[What to do]: Show all lines holding the string "输电线路".

[Given records]:
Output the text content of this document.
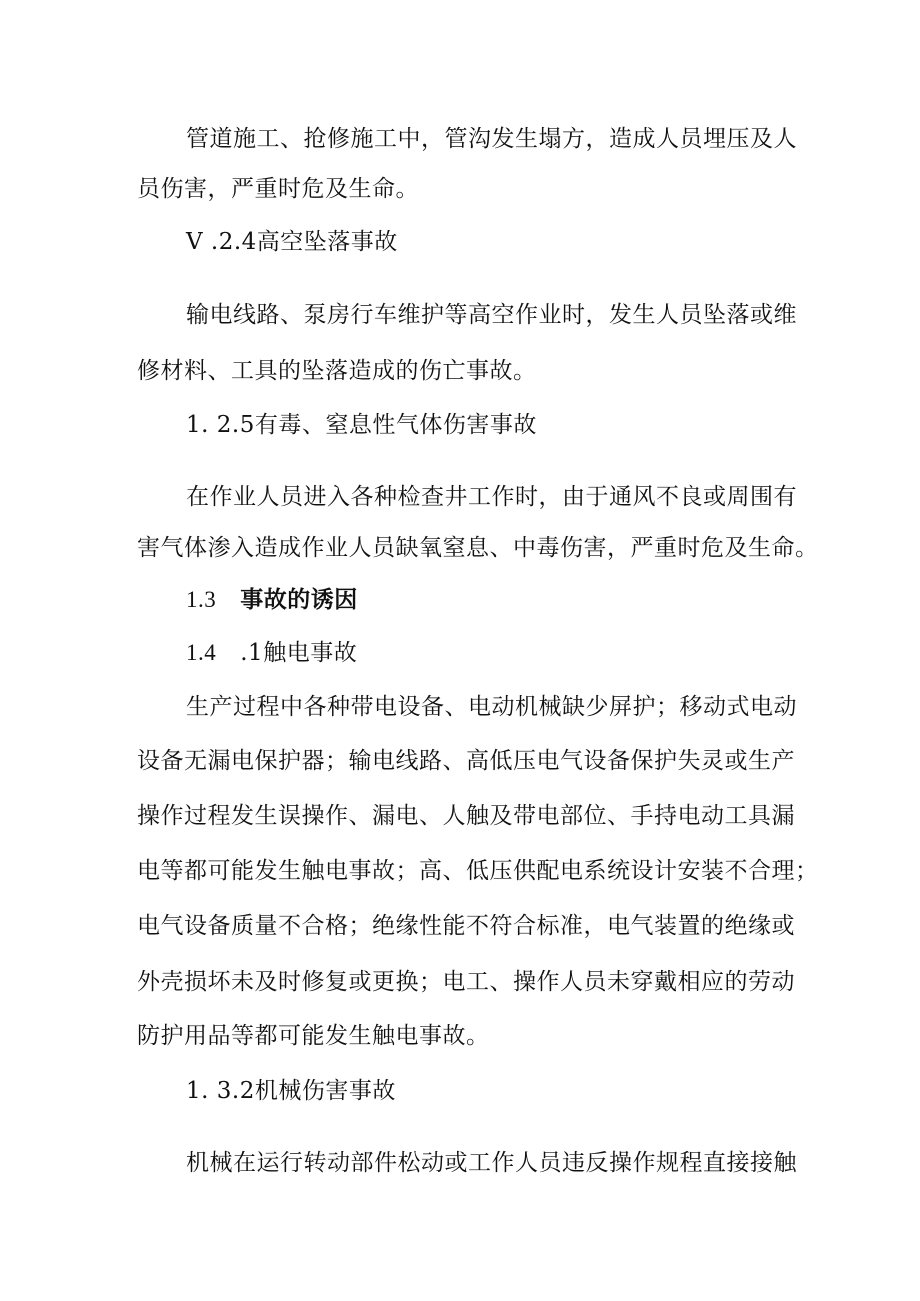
管道施工、抢修施工中，管沟发生塌方，造成人员埋压及人
员伤害，严重时危及生命。
V .2.4高空坠落事故
输电线路、泵房行车维护等高空作业时，发生人员坠落或维
修材料、工具的坠落造成的伤亡事故。
1. 2.5有毒、窒息性气体伤害事故
在作业人员进入各种检查井工作时，由于通风不良或周围有
害气体渗入造成作业人员缺氧窒息、中毒伤害，严重时危及生命。
1.3 事故的诱因
1.4 .1触电事故
生产过程中各种带电设备、电动机械缺少屏护；移动式电动
设备无漏电保护器；输电线路、高低压电气设备保护失灵或生产
操作过程发生误操作、漏电、人触及带电部位、手持电动工具漏
电等都可能发生触电事故；高、低压供配电系统设计安装不合理；
电气设备质量不合格；绝缘性能不符合标准，电气装置的绝缘或
外壳损坏未及时修复或更换；电工、操作人员未穿戴相应的劳动
防护用品等都可能发生触电事故。
1. 3.2机械伤害事故
机械在运行转动部件松动或工作人员违反操作规程直接接触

[The completed task]:
输电线路、泵房行车维护等高空作业时，发生人员坠落或维
设备无漏电保护器；输电线路、高低压电气设备保护失灵或生产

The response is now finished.